→ Records

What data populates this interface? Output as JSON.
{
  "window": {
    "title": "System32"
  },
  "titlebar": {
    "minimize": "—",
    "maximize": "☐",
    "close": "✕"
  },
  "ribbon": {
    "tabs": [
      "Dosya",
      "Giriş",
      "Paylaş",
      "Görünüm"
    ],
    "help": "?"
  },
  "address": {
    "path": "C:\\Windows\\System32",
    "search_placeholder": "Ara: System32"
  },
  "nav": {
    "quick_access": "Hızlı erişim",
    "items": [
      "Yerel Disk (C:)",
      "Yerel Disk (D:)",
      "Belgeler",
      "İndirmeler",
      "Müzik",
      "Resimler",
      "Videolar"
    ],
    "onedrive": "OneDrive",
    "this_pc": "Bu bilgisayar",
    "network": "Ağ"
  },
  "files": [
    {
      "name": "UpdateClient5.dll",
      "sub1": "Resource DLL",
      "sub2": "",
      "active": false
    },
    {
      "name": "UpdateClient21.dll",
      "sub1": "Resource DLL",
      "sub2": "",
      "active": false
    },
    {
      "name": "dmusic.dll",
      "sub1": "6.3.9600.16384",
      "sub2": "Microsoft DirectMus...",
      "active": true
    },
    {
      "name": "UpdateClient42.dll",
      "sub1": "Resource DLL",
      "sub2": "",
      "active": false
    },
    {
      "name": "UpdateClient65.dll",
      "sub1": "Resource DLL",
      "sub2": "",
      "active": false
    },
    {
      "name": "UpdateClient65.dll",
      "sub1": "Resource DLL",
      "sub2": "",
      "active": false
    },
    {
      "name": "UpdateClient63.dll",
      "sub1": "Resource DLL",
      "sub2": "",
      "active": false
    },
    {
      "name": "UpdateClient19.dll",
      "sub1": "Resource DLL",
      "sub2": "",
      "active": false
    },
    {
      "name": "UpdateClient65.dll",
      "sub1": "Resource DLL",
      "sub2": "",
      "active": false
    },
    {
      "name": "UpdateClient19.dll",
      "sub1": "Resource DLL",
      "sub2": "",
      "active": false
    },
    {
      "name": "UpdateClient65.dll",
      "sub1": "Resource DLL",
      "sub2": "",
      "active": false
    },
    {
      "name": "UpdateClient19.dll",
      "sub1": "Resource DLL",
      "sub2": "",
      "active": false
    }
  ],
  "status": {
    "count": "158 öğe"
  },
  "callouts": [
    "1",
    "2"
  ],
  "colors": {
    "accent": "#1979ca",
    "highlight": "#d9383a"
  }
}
==
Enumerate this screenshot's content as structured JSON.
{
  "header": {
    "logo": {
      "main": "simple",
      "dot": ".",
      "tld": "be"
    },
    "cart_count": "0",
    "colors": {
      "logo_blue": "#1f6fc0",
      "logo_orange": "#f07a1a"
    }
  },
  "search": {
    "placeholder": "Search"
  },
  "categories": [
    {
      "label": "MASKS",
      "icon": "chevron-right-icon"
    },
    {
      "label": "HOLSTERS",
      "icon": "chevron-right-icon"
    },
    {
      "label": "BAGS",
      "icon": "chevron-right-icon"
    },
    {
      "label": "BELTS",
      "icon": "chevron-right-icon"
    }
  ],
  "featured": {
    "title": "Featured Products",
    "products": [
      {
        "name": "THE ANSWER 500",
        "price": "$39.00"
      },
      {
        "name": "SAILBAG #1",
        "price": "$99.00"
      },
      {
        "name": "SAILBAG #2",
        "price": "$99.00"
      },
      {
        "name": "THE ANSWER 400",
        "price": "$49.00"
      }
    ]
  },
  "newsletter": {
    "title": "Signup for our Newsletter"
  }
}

→ Exercise task
Only lines with the word "JSON" are wanted, so copy each one from the records.

→ Exercise answer
What data populates this interface? Output as JSON.
Enumerate this screenshot's content as structured JSON.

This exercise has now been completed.